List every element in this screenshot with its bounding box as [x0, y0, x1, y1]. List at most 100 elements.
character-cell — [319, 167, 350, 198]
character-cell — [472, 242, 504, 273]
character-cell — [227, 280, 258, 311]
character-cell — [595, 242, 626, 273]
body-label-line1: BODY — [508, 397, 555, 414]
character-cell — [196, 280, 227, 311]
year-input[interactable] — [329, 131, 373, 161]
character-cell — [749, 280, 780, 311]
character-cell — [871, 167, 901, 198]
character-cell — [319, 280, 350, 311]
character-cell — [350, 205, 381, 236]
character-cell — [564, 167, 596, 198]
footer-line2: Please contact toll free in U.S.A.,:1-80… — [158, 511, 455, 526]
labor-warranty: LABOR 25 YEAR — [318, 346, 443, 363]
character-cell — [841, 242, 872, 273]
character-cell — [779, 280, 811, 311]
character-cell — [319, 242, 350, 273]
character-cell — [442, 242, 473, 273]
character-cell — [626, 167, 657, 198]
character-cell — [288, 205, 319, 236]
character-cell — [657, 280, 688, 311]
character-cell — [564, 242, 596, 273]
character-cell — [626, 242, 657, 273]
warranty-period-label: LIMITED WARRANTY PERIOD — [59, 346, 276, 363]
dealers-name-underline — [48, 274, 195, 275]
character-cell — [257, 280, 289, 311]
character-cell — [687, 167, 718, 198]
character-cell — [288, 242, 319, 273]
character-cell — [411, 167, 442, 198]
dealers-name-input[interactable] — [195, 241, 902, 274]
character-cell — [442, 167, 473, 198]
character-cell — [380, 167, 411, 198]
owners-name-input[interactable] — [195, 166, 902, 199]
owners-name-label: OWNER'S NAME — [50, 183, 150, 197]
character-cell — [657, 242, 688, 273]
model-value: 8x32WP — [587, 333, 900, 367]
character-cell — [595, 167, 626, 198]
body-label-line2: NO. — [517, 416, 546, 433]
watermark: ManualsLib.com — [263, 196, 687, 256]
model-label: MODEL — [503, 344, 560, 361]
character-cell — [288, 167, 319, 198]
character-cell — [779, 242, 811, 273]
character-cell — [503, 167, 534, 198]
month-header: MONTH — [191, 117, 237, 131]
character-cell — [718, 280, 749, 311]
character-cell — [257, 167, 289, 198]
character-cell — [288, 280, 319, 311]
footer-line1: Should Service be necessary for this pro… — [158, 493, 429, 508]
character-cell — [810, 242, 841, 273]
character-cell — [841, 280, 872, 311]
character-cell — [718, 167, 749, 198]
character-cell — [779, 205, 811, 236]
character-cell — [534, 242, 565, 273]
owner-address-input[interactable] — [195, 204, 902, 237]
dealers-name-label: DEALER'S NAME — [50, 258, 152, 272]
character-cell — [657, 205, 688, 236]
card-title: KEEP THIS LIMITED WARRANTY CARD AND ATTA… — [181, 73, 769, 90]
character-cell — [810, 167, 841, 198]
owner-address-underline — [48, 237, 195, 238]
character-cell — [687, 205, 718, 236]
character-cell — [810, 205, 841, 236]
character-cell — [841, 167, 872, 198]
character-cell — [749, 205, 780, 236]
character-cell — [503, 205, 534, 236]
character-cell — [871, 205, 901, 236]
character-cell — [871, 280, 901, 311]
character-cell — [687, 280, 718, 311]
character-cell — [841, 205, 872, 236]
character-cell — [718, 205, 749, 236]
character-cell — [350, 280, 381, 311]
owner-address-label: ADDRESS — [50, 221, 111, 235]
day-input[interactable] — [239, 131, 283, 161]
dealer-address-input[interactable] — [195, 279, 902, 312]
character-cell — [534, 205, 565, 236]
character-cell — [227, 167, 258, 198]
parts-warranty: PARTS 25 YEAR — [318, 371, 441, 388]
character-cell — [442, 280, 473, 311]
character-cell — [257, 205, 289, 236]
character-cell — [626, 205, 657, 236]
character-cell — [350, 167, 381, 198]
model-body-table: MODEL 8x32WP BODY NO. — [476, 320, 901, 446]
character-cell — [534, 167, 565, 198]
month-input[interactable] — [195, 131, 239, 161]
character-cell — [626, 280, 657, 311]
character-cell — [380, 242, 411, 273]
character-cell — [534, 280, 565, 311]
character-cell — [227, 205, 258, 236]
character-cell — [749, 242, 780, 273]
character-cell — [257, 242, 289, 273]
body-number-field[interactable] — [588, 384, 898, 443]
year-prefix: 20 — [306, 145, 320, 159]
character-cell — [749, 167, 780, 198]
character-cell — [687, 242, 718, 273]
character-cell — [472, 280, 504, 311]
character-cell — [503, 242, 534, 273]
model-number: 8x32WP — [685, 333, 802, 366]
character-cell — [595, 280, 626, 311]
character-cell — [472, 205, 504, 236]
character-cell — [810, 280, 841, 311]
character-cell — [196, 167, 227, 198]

Set exercise
Write out all of the entries above word for word, keeping every line in its original order.

The completed task
List every element in this screenshot with its bounding box as [x0, y0, x1, y1]. List at most 100 elements.
character-cell — [319, 167, 350, 198]
character-cell — [472, 242, 504, 273]
character-cell — [227, 280, 258, 311]
character-cell — [595, 242, 626, 273]
body-label-line1: BODY — [508, 397, 555, 414]
character-cell — [196, 280, 227, 311]
year-input[interactable] — [329, 131, 373, 161]
character-cell — [749, 280, 780, 311]
character-cell — [871, 167, 901, 198]
character-cell — [319, 280, 350, 311]
character-cell — [350, 205, 381, 236]
character-cell — [564, 167, 596, 198]
footer-line2: Please contact toll free in U.S.A.,:1-80… — [158, 511, 455, 526]
labor-warranty: LABOR 25 YEAR — [318, 346, 443, 363]
character-cell — [841, 242, 872, 273]
character-cell — [779, 280, 811, 311]
character-cell — [319, 242, 350, 273]
character-cell — [442, 242, 473, 273]
character-cell — [626, 167, 657, 198]
character-cell — [288, 205, 319, 236]
character-cell — [657, 280, 688, 311]
character-cell — [564, 242, 596, 273]
character-cell — [626, 242, 657, 273]
warranty-period-label: LIMITED WARRANTY PERIOD — [59, 346, 276, 363]
dealers-name-underline — [48, 274, 195, 275]
character-cell — [257, 280, 289, 311]
character-cell — [687, 167, 718, 198]
character-cell — [288, 242, 319, 273]
character-cell — [411, 167, 442, 198]
dealers-name-input[interactable] — [195, 241, 902, 274]
character-cell — [442, 167, 473, 198]
character-cell — [380, 167, 411, 198]
owners-name-input[interactable] — [195, 166, 902, 199]
owners-name-label: OWNER'S NAME — [50, 183, 150, 197]
character-cell — [657, 242, 688, 273]
model-value: 8x32WP — [587, 333, 900, 367]
character-cell — [595, 167, 626, 198]
body-label-line2: NO. — [517, 416, 546, 433]
watermark: ManualsLib.com — [263, 196, 687, 256]
model-label: MODEL — [503, 344, 560, 361]
character-cell — [288, 167, 319, 198]
character-cell — [779, 242, 811, 273]
character-cell — [503, 167, 534, 198]
month-header: MONTH — [191, 117, 237, 131]
character-cell — [718, 280, 749, 311]
character-cell — [257, 167, 289, 198]
character-cell — [288, 280, 319, 311]
footer-line1: Should Service be necessary for this pro… — [158, 493, 429, 508]
character-cell — [810, 242, 841, 273]
character-cell — [841, 280, 872, 311]
character-cell — [718, 167, 749, 198]
character-cell — [779, 205, 811, 236]
character-cell — [534, 242, 565, 273]
owner-address-input[interactable] — [195, 204, 902, 237]
dealers-name-label: DEALER'S NAME — [50, 258, 152, 272]
character-cell — [657, 205, 688, 236]
card-title: KEEP THIS LIMITED WARRANTY CARD AND ATTA… — [181, 73, 769, 90]
character-cell — [810, 167, 841, 198]
owner-address-underline — [48, 237, 195, 238]
character-cell — [687, 205, 718, 236]
character-cell — [810, 205, 841, 236]
character-cell — [841, 167, 872, 198]
character-cell — [749, 205, 780, 236]
character-cell — [503, 205, 534, 236]
character-cell — [871, 205, 901, 236]
character-cell — [871, 280, 901, 311]
character-cell — [687, 280, 718, 311]
character-cell — [841, 205, 872, 236]
character-cell — [718, 205, 749, 236]
character-cell — [350, 280, 381, 311]
owner-address-label: ADDRESS — [50, 221, 111, 235]
day-input[interactable] — [239, 131, 283, 161]
dealer-address-input[interactable] — [195, 279, 902, 312]
character-cell — [534, 205, 565, 236]
character-cell — [227, 167, 258, 198]
parts-warranty: PARTS 25 YEAR — [318, 371, 441, 388]
character-cell — [442, 280, 473, 311]
character-cell — [257, 205, 289, 236]
character-cell — [626, 205, 657, 236]
character-cell — [350, 167, 381, 198]
model-body-table: MODEL 8x32WP BODY NO. — [476, 320, 901, 446]
character-cell — [534, 167, 565, 198]
month-input[interactable] — [195, 131, 239, 161]
character-cell — [626, 280, 657, 311]
character-cell — [380, 242, 411, 273]
character-cell — [534, 280, 565, 311]
character-cell — [227, 205, 258, 236]
character-cell — [749, 242, 780, 273]
character-cell — [257, 242, 289, 273]
body-number-field[interactable] — [588, 384, 898, 443]
year-prefix: 20 — [306, 145, 320, 159]
character-cell — [749, 167, 780, 198]
character-cell — [687, 242, 718, 273]
character-cell — [472, 280, 504, 311]
character-cell — [503, 242, 534, 273]
model-number: 8x32WP — [685, 333, 802, 366]
character-cell — [595, 280, 626, 311]
character-cell — [472, 205, 504, 236]
character-cell — [810, 280, 841, 311]
character-cell — [196, 167, 227, 198]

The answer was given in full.